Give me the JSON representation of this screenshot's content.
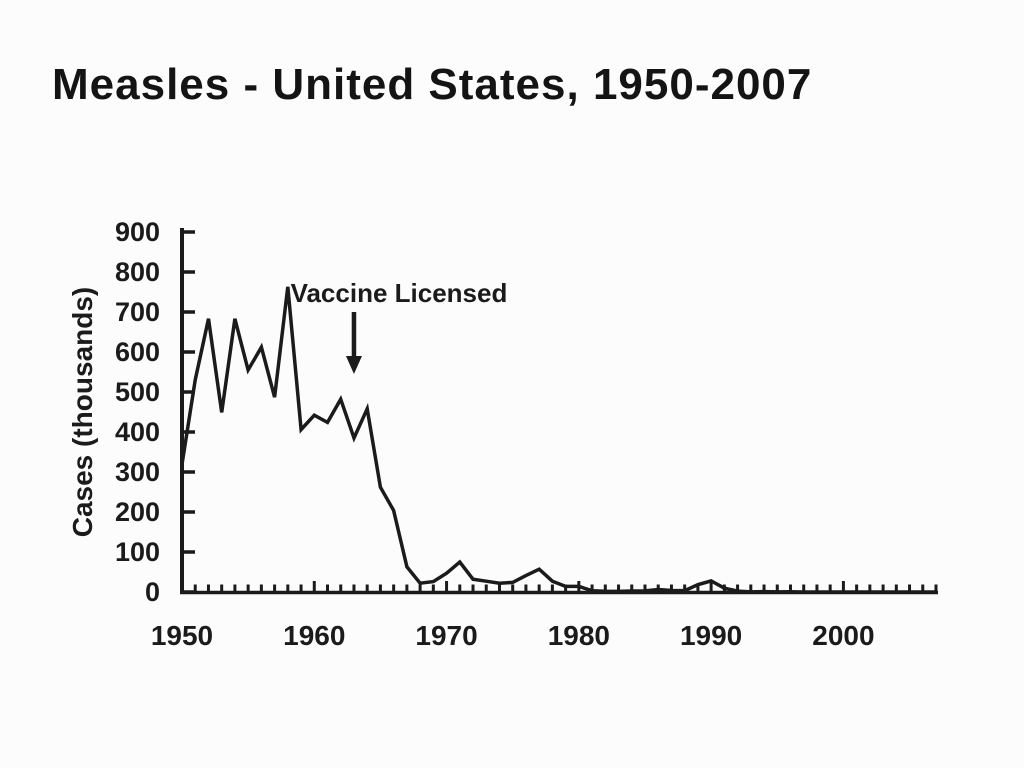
{
  "slide": {
    "background_color": "#fcfcfc",
    "ink_color": "#1b1b1b"
  },
  "chart_data": {
    "type": "line",
    "title": "Measles - United States, 1950-2007",
    "xlabel": "",
    "ylabel": "Cases (thousands)",
    "xlim": [
      1950,
      2007
    ],
    "ylim": [
      0,
      900
    ],
    "grid": false,
    "legend": "none",
    "x_tick_labels": [
      1950,
      1960,
      1970,
      1980,
      1990,
      2000
    ],
    "x_minor_tick_step_years": 1,
    "y_ticks": [
      0,
      100,
      200,
      300,
      400,
      500,
      600,
      700,
      800,
      900
    ],
    "line_color": "#1b1b1b",
    "annotation": {
      "text": "Vaccine Licensed",
      "arrow_points_to_year": 1963,
      "arrow_direction": "down"
    },
    "x": [
      1950,
      1951,
      1952,
      1953,
      1954,
      1955,
      1956,
      1957,
      1958,
      1959,
      1960,
      1961,
      1962,
      1963,
      1964,
      1965,
      1966,
      1967,
      1968,
      1969,
      1970,
      1971,
      1972,
      1973,
      1974,
      1975,
      1976,
      1977,
      1978,
      1979,
      1980,
      1981,
      1982,
      1983,
      1984,
      1985,
      1986,
      1987,
      1988,
      1989,
      1990,
      1991,
      1992,
      1993,
      1994,
      1995,
      1996,
      1997,
      1998,
      1999,
      2000,
      2001,
      2002,
      2003,
      2004,
      2005,
      2006,
      2007
    ],
    "series": [
      {
        "name": "Measles cases (thousands)",
        "values": [
          319,
          530,
          683,
          449,
          683,
          555,
          612,
          487,
          763,
          406,
          442,
          424,
          482,
          385,
          458,
          262,
          204,
          63,
          22,
          26,
          47,
          75,
          32,
          27,
          22,
          24,
          41,
          57,
          27,
          14,
          14,
          3.1,
          1.7,
          1.5,
          2.6,
          2.8,
          6.3,
          3.7,
          3.4,
          18.2,
          27.8,
          9.6,
          2.2,
          0.3,
          1.0,
          0.3,
          0.5,
          0.1,
          0.1,
          0.1,
          0.1,
          0.1,
          0.1,
          0.1,
          0.1,
          0.1,
          0.1,
          0.1
        ]
      }
    ]
  }
}
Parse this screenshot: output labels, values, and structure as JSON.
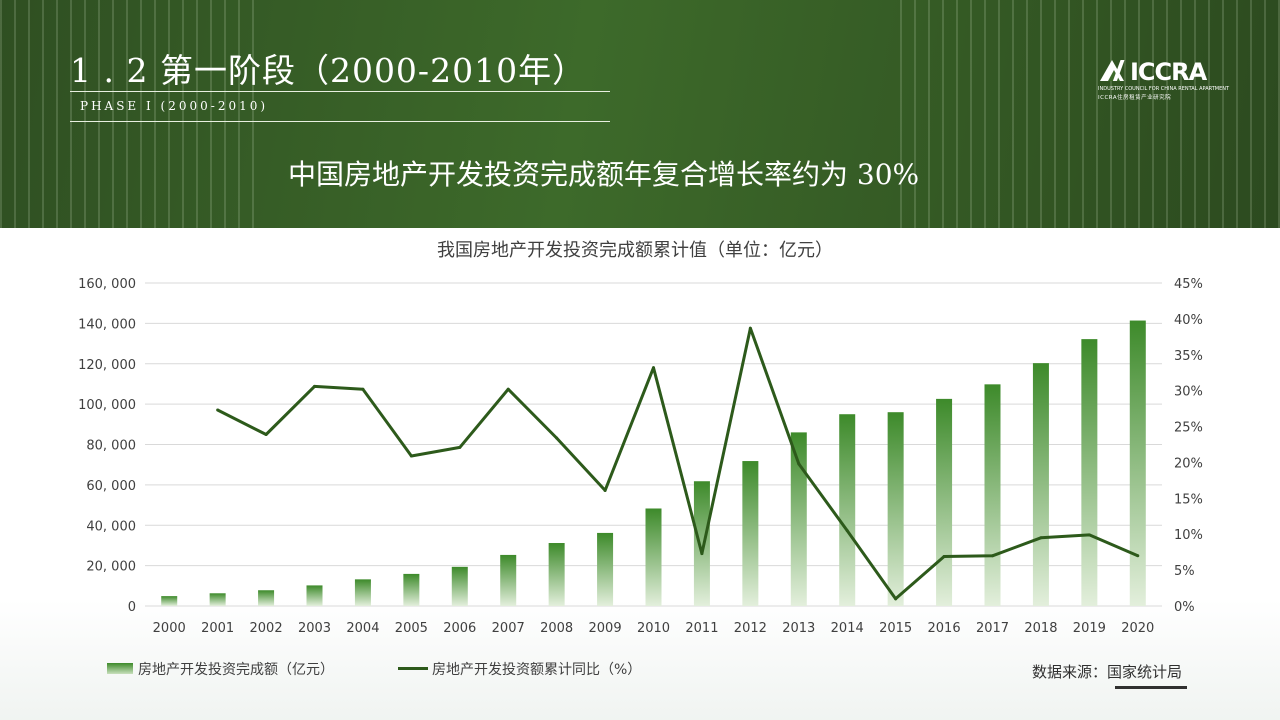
{
  "slide": {
    "section_title": "1 . 2  第一阶段（2000-2010年）",
    "section_subtitle": "PHASE I (2000-2010)",
    "headline": "中国房地产开发投资完成额年复合增长率约为 30%",
    "logo": {
      "text": "ICCRA",
      "sub1": "INDUSTRY COUNCIL FOR CHINA RENTAL APARTMENT",
      "sub2": "ICCRA住房租赁产业研究院"
    },
    "source": "数据来源：国家统计局"
  },
  "colors": {
    "header_green": "#3d6a2a",
    "bar_top": "#3d8a2a",
    "bar_bottom": "#e3efdc",
    "line": "#2d5a1b"
  },
  "chart_data": {
    "type": "bar",
    "title": "我国房地产开发投资完成额累计值（单位：亿元）",
    "categories": [
      "2000",
      "2001",
      "2002",
      "2003",
      "2004",
      "2005",
      "2006",
      "2007",
      "2008",
      "2009",
      "2010",
      "2011",
      "2012",
      "2013",
      "2014",
      "2015",
      "2016",
      "2017",
      "2018",
      "2019",
      "2020"
    ],
    "series": [
      {
        "name": "房地产开发投资完成额（亿元）",
        "type": "bar",
        "axis": "left",
        "values": [
          4900,
          6300,
          7800,
          10200,
          13200,
          15900,
          19400,
          25300,
          31200,
          36200,
          48300,
          61800,
          71800,
          86000,
          95000,
          96000,
          102600,
          109800,
          120300,
          132200,
          141400
        ]
      },
      {
        "name": "房地产开发投资额累计同比（%）",
        "type": "line",
        "axis": "right",
        "values": [
          null,
          27.3,
          23.9,
          30.6,
          30.2,
          20.9,
          22.1,
          30.2,
          23.4,
          16.1,
          33.2,
          7.3,
          38.7,
          19.8,
          10.5,
          1.0,
          6.9,
          7.0,
          9.5,
          9.9,
          7.0
        ]
      }
    ],
    "y_left": {
      "min": 0,
      "max": 160000,
      "ticks": [
        "0",
        "20, 000",
        "40, 000",
        "60, 000",
        "80, 000",
        "100, 000",
        "120, 000",
        "140, 000",
        "160, 000"
      ]
    },
    "y_right": {
      "min": 0,
      "max": 45,
      "ticks": [
        "0%",
        "5%",
        "10%",
        "15%",
        "20%",
        "25%",
        "30%",
        "35%",
        "40%",
        "45%"
      ]
    },
    "grid": true,
    "legend": "bottom-left"
  }
}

- **Task directions**: Produce an exact copy of each line of data, skipping embedded images.

- **Answer in full**:
Give me the JSON representation of this screenshot's content.
{
  "slide": {
    "background_color": "#fcfcfc",
    "ink_color": "#1b1b1b"
  },
  "chart_data": {
    "type": "line",
    "title": "Measles - United States, 1950-2007",
    "xlabel": "",
    "ylabel": "Cases (thousands)",
    "xlim": [
      1950,
      2007
    ],
    "ylim": [
      0,
      900
    ],
    "grid": false,
    "legend": "none",
    "x_tick_labels": [
      1950,
      1960,
      1970,
      1980,
      1990,
      2000
    ],
    "x_minor_tick_step_years": 1,
    "y_ticks": [
      0,
      100,
      200,
      300,
      400,
      500,
      600,
      700,
      800,
      900
    ],
    "line_color": "#1b1b1b",
    "annotation": {
      "text": "Vaccine Licensed",
      "arrow_points_to_year": 1963,
      "arrow_direction": "down"
    },
    "x": [
      1950,
      1951,
      1952,
      1953,
      1954,
      1955,
      1956,
      1957,
      1958,
      1959,
      1960,
      1961,
      1962,
      1963,
      1964,
      1965,
      1966,
      1967,
      1968,
      1969,
      1970,
      1971,
      1972,
      1973,
      1974,
      1975,
      1976,
      1977,
      1978,
      1979,
      1980,
      1981,
      1982,
      1983,
      1984,
      1985,
      1986,
      1987,
      1988,
      1989,
      1990,
      1991,
      1992,
      1993,
      1994,
      1995,
      1996,
      1997,
      1998,
      1999,
      2000,
      2001,
      2002,
      2003,
      2004,
      2005,
      2006,
      2007
    ],
    "series": [
      {
        "name": "Measles cases (thousands)",
        "values": [
          319,
          530,
          683,
          449,
          683,
          555,
          612,
          487,
          763,
          406,
          442,
          424,
          482,
          385,
          458,
          262,
          204,
          63,
          22,
          26,
          47,
          75,
          32,
          27,
          22,
          24,
          41,
          57,
          27,
          14,
          14,
          3.1,
          1.7,
          1.5,
          2.6,
          2.8,
          6.3,
          3.7,
          3.4,
          18.2,
          27.8,
          9.6,
          2.2,
          0.3,
          1.0,
          0.3,
          0.5,
          0.1,
          0.1,
          0.1,
          0.1,
          0.1,
          0.1,
          0.1,
          0.1,
          0.1,
          0.1,
          0.1
        ]
      }
    ]
  }
}
Parse this screenshot: output labels, values, and structure as JSON.
{
  "slide": {
    "section_title": "1 . 2  第一阶段（2000-2010年）",
    "section_subtitle": "PHASE I (2000-2010)",
    "headline": "中国房地产开发投资完成额年复合增长率约为 30%",
    "logo": {
      "text": "ICCRA",
      "sub1": "INDUSTRY COUNCIL FOR CHINA RENTAL APARTMENT",
      "sub2": "ICCRA住房租赁产业研究院"
    },
    "source": "数据来源：国家统计局"
  },
  "colors": {
    "header_green": "#3d6a2a",
    "bar_top": "#3d8a2a",
    "bar_bottom": "#e3efdc",
    "line": "#2d5a1b"
  },
  "chart_data": {
    "type": "bar",
    "title": "我国房地产开发投资完成额累计值（单位：亿元）",
    "categories": [
      "2000",
      "2001",
      "2002",
      "2003",
      "2004",
      "2005",
      "2006",
      "2007",
      "2008",
      "2009",
      "2010",
      "2011",
      "2012",
      "2013",
      "2014",
      "2015",
      "2016",
      "2017",
      "2018",
      "2019",
      "2020"
    ],
    "series": [
      {
        "name": "房地产开发投资完成额（亿元）",
        "type": "bar",
        "axis": "left",
        "values": [
          4900,
          6300,
          7800,
          10200,
          13200,
          15900,
          19400,
          25300,
          31200,
          36200,
          48300,
          61800,
          71800,
          86000,
          95000,
          96000,
          102600,
          109800,
          120300,
          132200,
          141400
        ]
      },
      {
        "name": "房地产开发投资额累计同比（%）",
        "type": "line",
        "axis": "right",
        "values": [
          null,
          27.3,
          23.9,
          30.6,
          30.2,
          20.9,
          22.1,
          30.2,
          23.4,
          16.1,
          33.2,
          7.3,
          38.7,
          19.8,
          10.5,
          1.0,
          6.9,
          7.0,
          9.5,
          9.9,
          7.0
        ]
      }
    ],
    "y_left": {
      "min": 0,
      "max": 160000,
      "ticks": [
        "0",
        "20, 000",
        "40, 000",
        "60, 000",
        "80, 000",
        "100, 000",
        "120, 000",
        "140, 000",
        "160, 000"
      ]
    },
    "y_right": {
      "min": 0,
      "max": 45,
      "ticks": [
        "0%",
        "5%",
        "10%",
        "15%",
        "20%",
        "25%",
        "30%",
        "35%",
        "40%",
        "45%"
      ]
    },
    "grid": true,
    "legend": "bottom-left"
  }
}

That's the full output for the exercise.